## Objective
Count up the lines in the following listing that hold the word "seiner", then give only that count.

## Entries
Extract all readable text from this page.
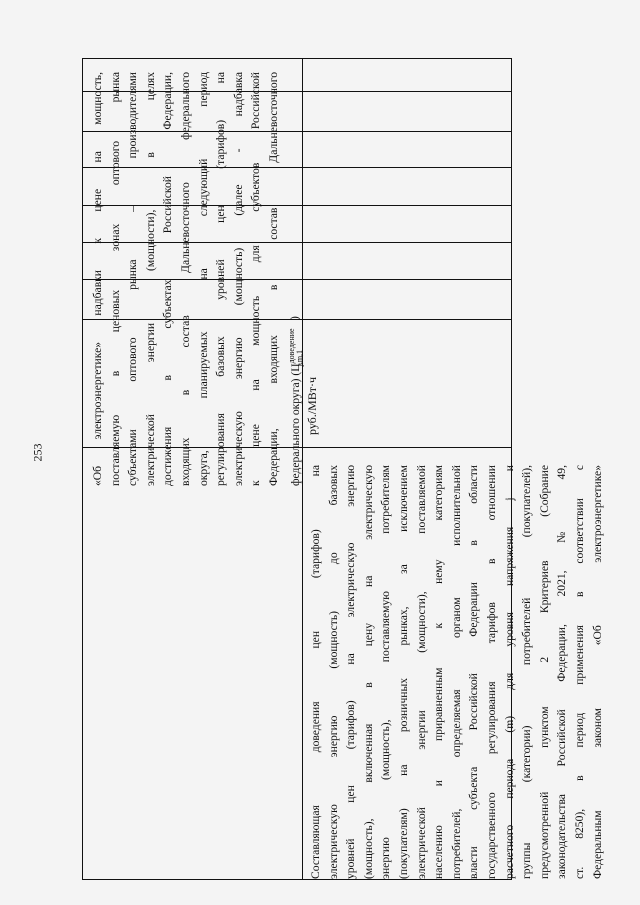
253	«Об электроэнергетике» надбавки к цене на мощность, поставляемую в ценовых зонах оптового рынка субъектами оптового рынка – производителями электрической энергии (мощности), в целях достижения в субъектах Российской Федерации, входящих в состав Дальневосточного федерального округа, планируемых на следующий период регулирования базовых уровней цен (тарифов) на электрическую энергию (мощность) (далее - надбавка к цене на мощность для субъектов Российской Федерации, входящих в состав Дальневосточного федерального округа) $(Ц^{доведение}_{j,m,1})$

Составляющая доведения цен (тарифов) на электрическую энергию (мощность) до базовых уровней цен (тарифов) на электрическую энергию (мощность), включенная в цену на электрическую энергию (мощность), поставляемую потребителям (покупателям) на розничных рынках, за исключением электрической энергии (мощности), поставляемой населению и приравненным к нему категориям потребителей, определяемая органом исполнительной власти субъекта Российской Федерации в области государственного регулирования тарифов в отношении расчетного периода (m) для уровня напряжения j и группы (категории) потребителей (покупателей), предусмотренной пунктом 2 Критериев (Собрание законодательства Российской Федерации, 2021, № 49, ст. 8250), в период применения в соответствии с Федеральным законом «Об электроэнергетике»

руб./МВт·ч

--

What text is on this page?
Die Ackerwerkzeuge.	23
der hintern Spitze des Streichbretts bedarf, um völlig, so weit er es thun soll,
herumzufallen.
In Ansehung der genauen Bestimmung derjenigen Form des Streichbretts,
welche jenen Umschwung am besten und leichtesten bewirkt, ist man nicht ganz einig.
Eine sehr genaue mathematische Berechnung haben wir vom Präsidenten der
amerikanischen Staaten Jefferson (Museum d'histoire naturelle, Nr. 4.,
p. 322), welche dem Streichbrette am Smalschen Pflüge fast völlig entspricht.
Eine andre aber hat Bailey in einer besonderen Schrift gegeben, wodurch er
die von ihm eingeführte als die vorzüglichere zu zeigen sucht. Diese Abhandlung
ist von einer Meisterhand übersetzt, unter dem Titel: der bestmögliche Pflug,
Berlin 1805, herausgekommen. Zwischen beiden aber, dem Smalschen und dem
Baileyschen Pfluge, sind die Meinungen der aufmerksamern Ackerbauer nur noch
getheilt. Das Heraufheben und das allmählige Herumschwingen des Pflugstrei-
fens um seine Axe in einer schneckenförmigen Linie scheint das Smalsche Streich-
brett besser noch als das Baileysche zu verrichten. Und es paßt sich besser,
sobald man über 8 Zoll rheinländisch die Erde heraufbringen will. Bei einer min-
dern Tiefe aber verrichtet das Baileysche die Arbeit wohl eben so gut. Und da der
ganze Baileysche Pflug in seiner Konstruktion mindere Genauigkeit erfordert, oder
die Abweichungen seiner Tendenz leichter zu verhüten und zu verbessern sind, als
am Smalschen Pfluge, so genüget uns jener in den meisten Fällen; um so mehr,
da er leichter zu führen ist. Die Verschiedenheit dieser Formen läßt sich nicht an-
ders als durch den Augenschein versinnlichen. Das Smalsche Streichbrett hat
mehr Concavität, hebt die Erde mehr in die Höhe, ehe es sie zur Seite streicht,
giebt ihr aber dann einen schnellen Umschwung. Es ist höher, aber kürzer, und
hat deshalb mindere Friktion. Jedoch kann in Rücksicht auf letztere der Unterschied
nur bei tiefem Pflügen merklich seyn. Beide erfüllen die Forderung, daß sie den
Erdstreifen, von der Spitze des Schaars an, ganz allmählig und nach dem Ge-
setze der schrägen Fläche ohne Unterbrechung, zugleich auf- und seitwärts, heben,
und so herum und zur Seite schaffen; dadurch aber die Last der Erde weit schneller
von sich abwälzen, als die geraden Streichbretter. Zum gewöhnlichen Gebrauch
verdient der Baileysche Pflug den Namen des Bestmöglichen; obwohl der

## Written answer
2